Your task is to reproduce the material exactly.

**** MATERIALS PROVIDED ****

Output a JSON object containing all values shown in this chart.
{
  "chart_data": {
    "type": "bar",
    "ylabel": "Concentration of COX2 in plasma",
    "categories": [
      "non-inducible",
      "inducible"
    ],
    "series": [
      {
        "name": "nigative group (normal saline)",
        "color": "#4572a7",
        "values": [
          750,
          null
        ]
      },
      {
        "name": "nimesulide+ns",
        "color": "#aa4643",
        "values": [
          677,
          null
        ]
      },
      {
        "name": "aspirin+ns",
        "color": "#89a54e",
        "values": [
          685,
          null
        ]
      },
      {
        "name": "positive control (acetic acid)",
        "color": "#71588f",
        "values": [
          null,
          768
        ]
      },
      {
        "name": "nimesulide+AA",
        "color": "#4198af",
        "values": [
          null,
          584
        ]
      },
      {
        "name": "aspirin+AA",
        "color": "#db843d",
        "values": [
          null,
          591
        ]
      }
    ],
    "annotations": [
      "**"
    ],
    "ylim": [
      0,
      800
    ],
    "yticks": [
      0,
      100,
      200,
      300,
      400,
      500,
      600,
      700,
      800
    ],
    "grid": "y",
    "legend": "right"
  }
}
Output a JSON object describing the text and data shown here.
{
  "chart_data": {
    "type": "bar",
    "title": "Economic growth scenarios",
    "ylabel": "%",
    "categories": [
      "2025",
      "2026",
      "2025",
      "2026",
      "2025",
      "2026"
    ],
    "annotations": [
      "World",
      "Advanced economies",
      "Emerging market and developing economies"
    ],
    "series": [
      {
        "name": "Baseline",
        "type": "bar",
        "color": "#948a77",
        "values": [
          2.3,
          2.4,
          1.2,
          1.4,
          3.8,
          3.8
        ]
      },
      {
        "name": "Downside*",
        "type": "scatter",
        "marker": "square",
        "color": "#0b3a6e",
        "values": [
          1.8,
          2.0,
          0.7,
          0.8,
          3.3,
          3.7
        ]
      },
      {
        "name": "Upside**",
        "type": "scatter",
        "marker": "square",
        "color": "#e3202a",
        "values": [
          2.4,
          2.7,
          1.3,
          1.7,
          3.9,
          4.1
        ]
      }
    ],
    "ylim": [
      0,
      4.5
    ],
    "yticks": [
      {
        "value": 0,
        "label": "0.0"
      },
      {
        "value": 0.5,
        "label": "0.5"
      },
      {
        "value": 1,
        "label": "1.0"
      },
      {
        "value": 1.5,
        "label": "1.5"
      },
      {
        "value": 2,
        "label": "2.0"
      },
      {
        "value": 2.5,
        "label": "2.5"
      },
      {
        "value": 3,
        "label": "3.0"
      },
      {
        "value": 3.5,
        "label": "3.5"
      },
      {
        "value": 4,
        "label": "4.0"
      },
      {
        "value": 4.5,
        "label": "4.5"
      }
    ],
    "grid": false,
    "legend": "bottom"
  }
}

****

THE ANSWER
Output a JSON object containing all values shown in this chart.
{
  "chart_data": {
    "type": "bar",
    "ylabel": "Concentration of COX2 in plasma",
    "categories": [
      "non-inducible",
      "inducible"
    ],
    "series": [
      {
        "name": "nigative group (normal saline)",
        "color": "#4572a7",
        "values": [
          750,
          null
        ]
      },
      {
        "name": "nimesulide+ns",
        "color": "#aa4643",
        "values": [
          677,
          null
        ]
      },
      {
        "name": "aspirin+ns",
        "color": "#89a54e",
        "values": [
          685,
          null
        ]
      },
      {
        "name": "positive control (acetic acid)",
        "color": "#71588f",
        "values": [
          null,
          768
        ]
      },
      {
        "name": "nimesulide+AA",
        "color": "#4198af",
        "values": [
          null,
          584
        ]
      },
      {
        "name": "aspirin+AA",
        "color": "#db843d",
        "values": [
          null,
          591
        ]
      }
    ],
    "annotations": [
      "**"
    ],
    "ylim": [
      0,
      800
    ],
    "yticks": [
      0,
      100,
      200,
      300,
      400,
      500,
      600,
      700,
      800
    ],
    "grid": "y",
    "legend": "right"
  }
}
Output a JSON object describing the text and data shown here.
{
  "chart_data": {
    "type": "bar",
    "title": "Economic growth scenarios",
    "ylabel": "%",
    "categories": [
      "2025",
      "2026",
      "2025",
      "2026",
      "2025",
      "2026"
    ],
    "annotations": [
      "World",
      "Advanced economies",
      "Emerging market and developing economies"
    ],
    "series": [
      {
        "name": "Baseline",
        "type": "bar",
        "color": "#948a77",
        "values": [
          2.3,
          2.4,
          1.2,
          1.4,
          3.8,
          3.8
        ]
      },
      {
        "name": "Downside*",
        "type": "scatter",
        "marker": "square",
        "color": "#0b3a6e",
        "values": [
          1.8,
          2.0,
          0.7,
          0.8,
          3.3,
          3.7
        ]
      },
      {
        "name": "Upside**",
        "type": "scatter",
        "marker": "square",
        "color": "#e3202a",
        "values": [
          2.4,
          2.7,
          1.3,
          1.7,
          3.9,
          4.1
        ]
      }
    ],
    "ylim": [
      0,
      4.5
    ],
    "yticks": [
      {
        "value": 0,
        "label": "0.0"
      },
      {
        "value": 0.5,
        "label": "0.5"
      },
      {
        "value": 1,
        "label": "1.0"
      },
      {
        "value": 1.5,
        "label": "1.5"
      },
      {
        "value": 2,
        "label": "2.0"
      },
      {
        "value": 2.5,
        "label": "2.5"
      },
      {
        "value": 3,
        "label": "3.0"
      },
      {
        "value": 3.5,
        "label": "3.5"
      },
      {
        "value": 4,
        "label": "4.0"
      },
      {
        "value": 4.5,
        "label": "4.5"
      }
    ],
    "grid": false,
    "legend": "bottom"
  }
}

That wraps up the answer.